What is required
Output each entry below as it stands, leaving out every picture.

Given records
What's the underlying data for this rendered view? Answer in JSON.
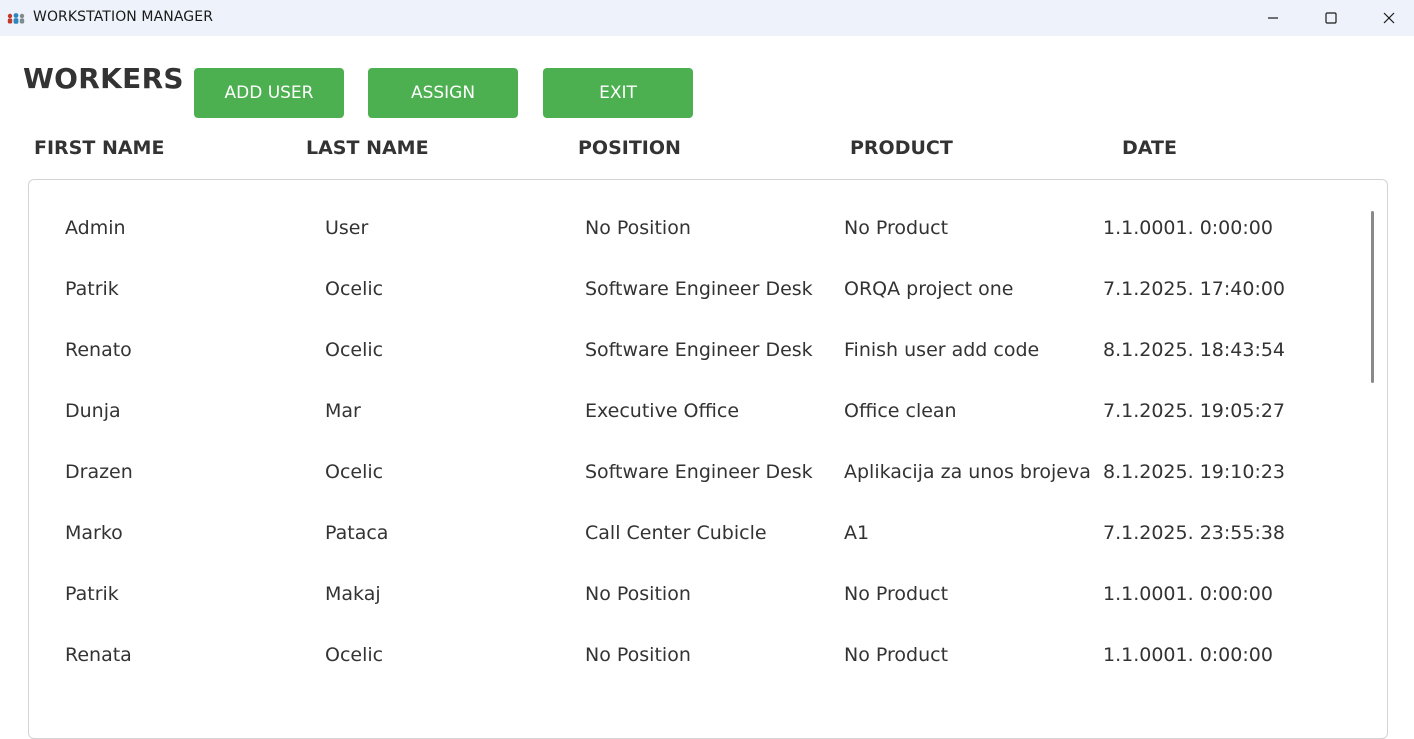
{
  "window": {
    "title": "WORKSTATION MANAGER"
  },
  "page": {
    "heading": "WORKERS"
  },
  "toolbar": {
    "add_user_label": "ADD USER",
    "assign_label": "ASSIGN",
    "exit_label": "EXIT"
  },
  "table": {
    "columns": [
      "FIRST NAME",
      "LAST NAME",
      "POSITION",
      "PRODUCT",
      "DATE"
    ],
    "rows": [
      [
        "Admin",
        "User",
        "No Position",
        "No Product",
        "1.1.0001. 0:00:00"
      ],
      [
        "Patrik",
        "Ocelic",
        "Software Engineer Desk",
        "ORQA project one",
        "7.1.2025. 17:40:00"
      ],
      [
        "Renato",
        "Ocelic",
        "Software Engineer Desk",
        "Finish user add code",
        "8.1.2025. 18:43:54"
      ],
      [
        "Dunja",
        "Mar",
        "Executive Office",
        "Office clean",
        "7.1.2025. 19:05:27"
      ],
      [
        "Drazen",
        "Ocelic",
        "Software Engineer Desk",
        "Aplikacija za unos brojeva",
        "8.1.2025. 19:10:23"
      ],
      [
        "Marko",
        "Pataca",
        "Call Center Cubicle",
        "A1",
        "7.1.2025. 23:55:38"
      ],
      [
        "Patrik",
        "Makaj",
        "No Position",
        "No Product",
        "1.1.0001. 0:00:00"
      ],
      [
        "Renata",
        "Ocelic",
        "No Position",
        "No Product",
        "1.1.0001. 0:00:00"
      ]
    ]
  },
  "colors": {
    "button": "#4caf50",
    "titlebar": "#eef2fa",
    "text": "#333333"
  },
  "icons": {
    "app": "people-icon",
    "minimize": "minimize-icon",
    "maximize": "maximize-icon",
    "close": "close-icon"
  }
}
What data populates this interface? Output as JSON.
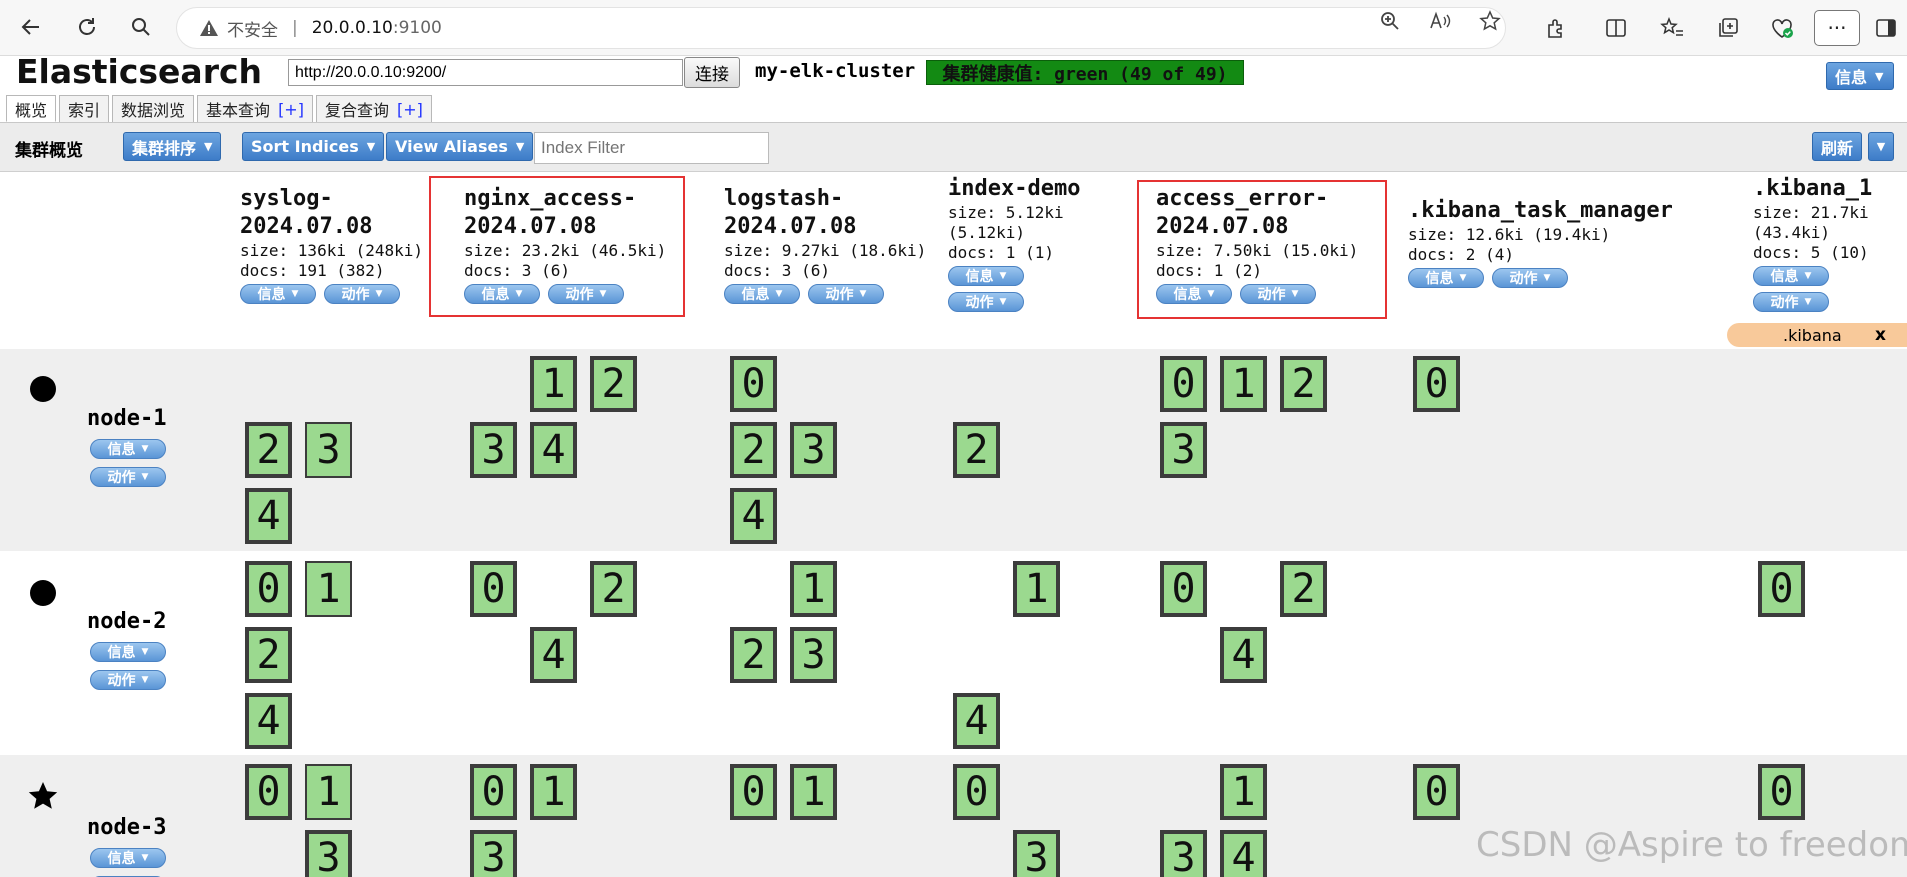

Reply
What's the underlying data for this rendered view? Answer in JSON.
{
  "window": {
    "title": "WORKSTATION MANAGER"
  },
  "page": {
    "heading": "WORKERS"
  },
  "toolbar": {
    "add_user_label": "ADD USER",
    "assign_label": "ASSIGN",
    "exit_label": "EXIT"
  },
  "table": {
    "columns": [
      "FIRST NAME",
      "LAST NAME",
      "POSITION",
      "PRODUCT",
      "DATE"
    ],
    "rows": [
      [
        "Admin",
        "User",
        "No Position",
        "No Product",
        "1.1.0001. 0:00:00"
      ],
      [
        "Patrik",
        "Ocelic",
        "Software Engineer Desk",
        "ORQA project one",
        "7.1.2025. 17:40:00"
      ],
      [
        "Renato",
        "Ocelic",
        "Software Engineer Desk",
        "Finish user add code",
        "8.1.2025. 18:43:54"
      ],
      [
        "Dunja",
        "Mar",
        "Executive Office",
        "Office clean",
        "7.1.2025. 19:05:27"
      ],
      [
        "Drazen",
        "Ocelic",
        "Software Engineer Desk",
        "Aplikacija za unos brojeva",
        "8.1.2025. 19:10:23"
      ],
      [
        "Marko",
        "Pataca",
        "Call Center Cubicle",
        "A1",
        "7.1.2025. 23:55:38"
      ],
      [
        "Patrik",
        "Makaj",
        "No Position",
        "No Product",
        "1.1.0001. 0:00:00"
      ],
      [
        "Renata",
        "Ocelic",
        "No Position",
        "No Product",
        "1.1.0001. 0:00:00"
      ]
    ]
  },
  "colors": {
    "button": "#4caf50",
    "titlebar": "#eef2fa",
    "text": "#333333"
  },
  "icons": {
    "app": "people-icon",
    "minimize": "minimize-icon",
    "maximize": "maximize-icon",
    "close": "close-icon"
  }
}
What data populates this interface? Output as JSON.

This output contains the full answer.